TASK TO CARRY OUT >>
Copy all lines holding the word "biyotit" from the entries.
^^^^
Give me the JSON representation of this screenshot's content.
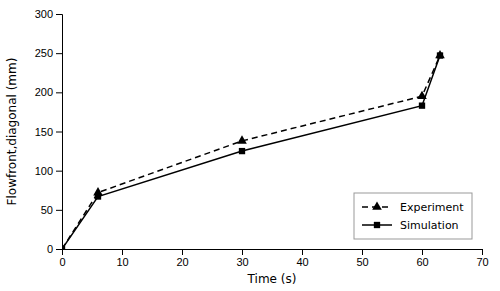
{
  "chart_data": {
    "type": "line",
    "x_label": "Time (s)",
    "y_label": "Flowfront,diagonal (mm)",
    "x": [
      0,
      6,
      30,
      60,
      63
    ],
    "series": [
      {
        "name": "Experiment",
        "color": "#000000",
        "marker": "triangle",
        "line_style": "dashed",
        "values": [
          0,
          72,
          138,
          195,
          247
        ]
      },
      {
        "name": "Simulation",
        "color": "#000000",
        "marker": "square",
        "line_style": "solid",
        "values": [
          0,
          67,
          125,
          183,
          247
        ]
      }
    ],
    "xlim": [
      0,
      70
    ],
    "ylim": [
      0,
      300
    ],
    "xticks": [
      0,
      10,
      20,
      30,
      40,
      50,
      60,
      70
    ],
    "yticks": [
      0,
      50,
      100,
      150,
      200,
      250,
      300
    ],
    "grid": false,
    "legend": "lower right"
  }
}
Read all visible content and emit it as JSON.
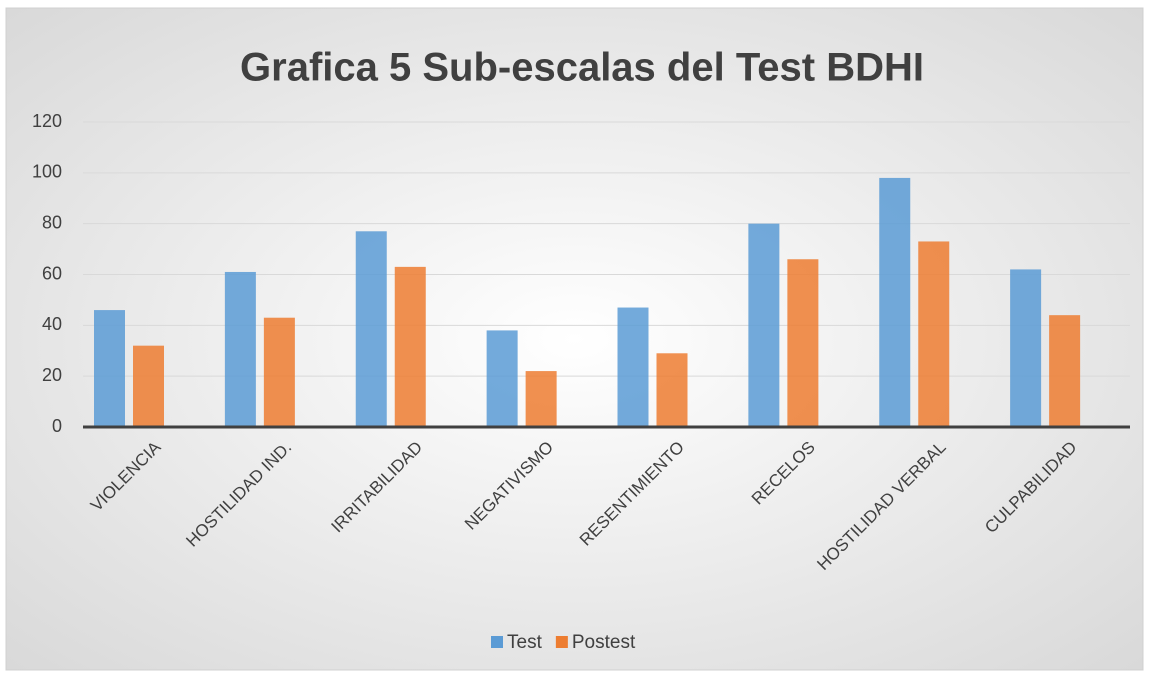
{
  "chart_data": {
    "type": "bar",
    "title": "Grafica 5 Sub-escalas del Test BDHI",
    "categories": [
      "VIOLENCIA",
      "HOSTILIDAD IND.",
      "IRRITABILIDAD",
      "NEGATIVISMO",
      "RESENTIMIENTO",
      "RECELOS",
      "HOSTILIDAD VERBAL",
      "CULPABILIDAD"
    ],
    "series": [
      {
        "name": "Test",
        "color": "#5b9bd5",
        "values": [
          46,
          61,
          77,
          38,
          47,
          80,
          98,
          62
        ]
      },
      {
        "name": "Postest",
        "color": "#ed7d31",
        "values": [
          32,
          43,
          63,
          22,
          29,
          66,
          73,
          44
        ]
      }
    ],
    "ylim": [
      0,
      120
    ],
    "yticks": [
      0,
      20,
      40,
      60,
      80,
      100,
      120
    ],
    "grid": true,
    "legend": "bottom"
  }
}
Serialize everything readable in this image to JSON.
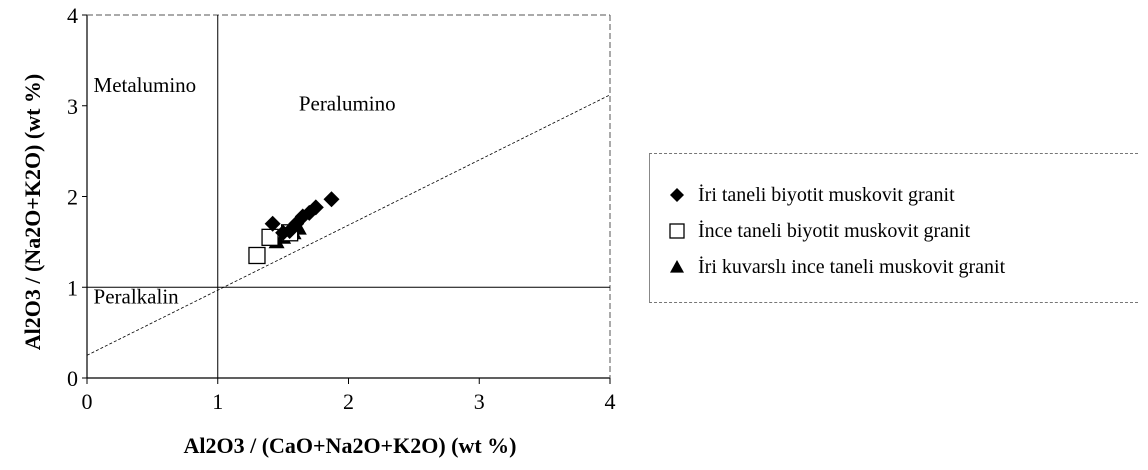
{
  "chart_data": {
    "type": "scatter",
    "xlabel": "Al2O3 / (CaO+Na2O+K2O) (wt %)",
    "ylabel": "Al2O3 / (Na2O+K2O) (wt %)",
    "xlim": [
      0,
      4
    ],
    "ylim": [
      0,
      4
    ],
    "x_ticks": [
      "0",
      "1",
      "2",
      "3",
      "4"
    ],
    "y_ticks": [
      "0",
      "1",
      "2",
      "3",
      "4"
    ],
    "grid": false,
    "legend_position": "right",
    "regions": [
      {
        "label": "Metalumino",
        "x": 0.05,
        "y": 3.15
      },
      {
        "label": "Peralumino",
        "x": 1.62,
        "y": 2.95
      },
      {
        "label": "Peralkalin",
        "x": 0.05,
        "y": 0.82
      }
    ],
    "reference_lines": [
      {
        "x": [
          1,
          1
        ],
        "y": [
          0,
          4
        ]
      },
      {
        "x": [
          0,
          4
        ],
        "y": [
          1,
          1
        ]
      },
      {
        "x": [
          0,
          4
        ],
        "y": [
          0.25,
          3.12
        ]
      }
    ],
    "series": [
      {
        "name": "İri taneli biyotit muskovit granit",
        "marker": "diamond",
        "points": [
          [
            1.42,
            1.7
          ],
          [
            1.5,
            1.6
          ],
          [
            1.55,
            1.62
          ],
          [
            1.6,
            1.7
          ],
          [
            1.65,
            1.78
          ],
          [
            1.7,
            1.82
          ],
          [
            1.75,
            1.88
          ],
          [
            1.87,
            1.97
          ]
        ]
      },
      {
        "name": "İnce taneli biyotit muskovit granit",
        "marker": "square",
        "points": [
          [
            1.3,
            1.35
          ],
          [
            1.4,
            1.55
          ],
          [
            1.55,
            1.6
          ]
        ]
      },
      {
        "name": "İri kuvarslı ince taneli muskovit granit",
        "marker": "triangle",
        "points": [
          [
            1.45,
            1.5
          ],
          [
            1.5,
            1.55
          ],
          [
            1.58,
            1.6
          ],
          [
            1.62,
            1.65
          ]
        ]
      }
    ]
  }
}
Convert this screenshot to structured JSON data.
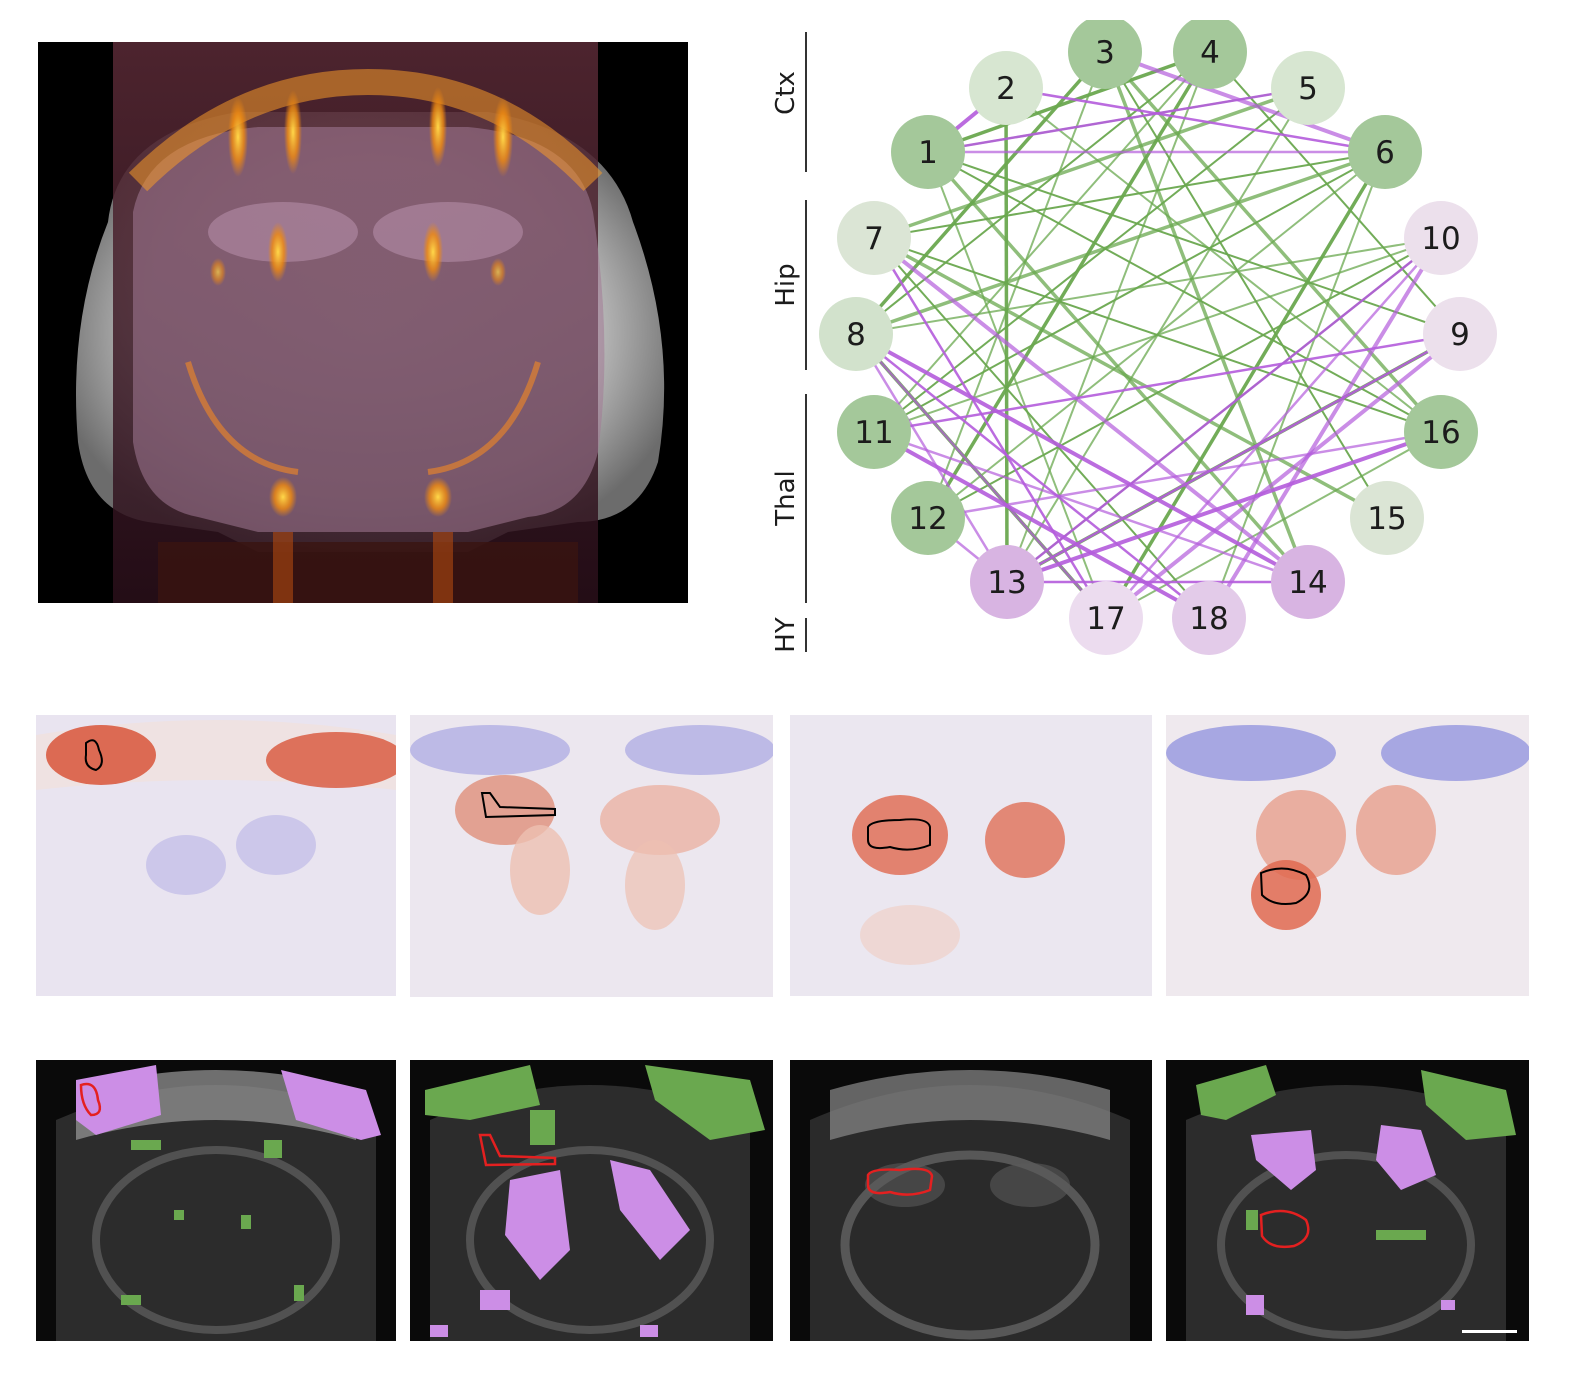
{
  "network": {
    "groups": [
      {
        "label": "Ctx"
      },
      {
        "label": "Hip"
      },
      {
        "label": "Thal"
      },
      {
        "label": "HY"
      }
    ],
    "nodes": [
      {
        "id": "1",
        "fill": "#a4c89a"
      },
      {
        "id": "2",
        "fill": "#d7e6d1"
      },
      {
        "id": "3",
        "fill": "#a4c89a"
      },
      {
        "id": "4",
        "fill": "#a4c89a"
      },
      {
        "id": "5",
        "fill": "#d7e6d1"
      },
      {
        "id": "6",
        "fill": "#a4c89a"
      },
      {
        "id": "7",
        "fill": "#dbe5d5"
      },
      {
        "id": "8",
        "fill": "#d2e2cc"
      },
      {
        "id": "9",
        "fill": "#ece0ec"
      },
      {
        "id": "10",
        "fill": "#ece0ec"
      },
      {
        "id": "11",
        "fill": "#a4c89a"
      },
      {
        "id": "12",
        "fill": "#a4c89a"
      },
      {
        "id": "13",
        "fill": "#d8b4e2"
      },
      {
        "id": "14",
        "fill": "#d8b4e2"
      },
      {
        "id": "15",
        "fill": "#dbe5d5"
      },
      {
        "id": "16",
        "fill": "#a4c89a"
      },
      {
        "id": "17",
        "fill": "#ecdcef"
      },
      {
        "id": "18",
        "fill": "#e3cbe9"
      }
    ],
    "edge_colors": {
      "positive": "#6aa84f",
      "negative": "#b45cdc"
    }
  }
}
^^^^
SOLUTION FOR THIS EXERCISE >>
        "name": "İri taneli biyotit muskovit granit",
        "name": "İnce taneli biyotit muskovit granit",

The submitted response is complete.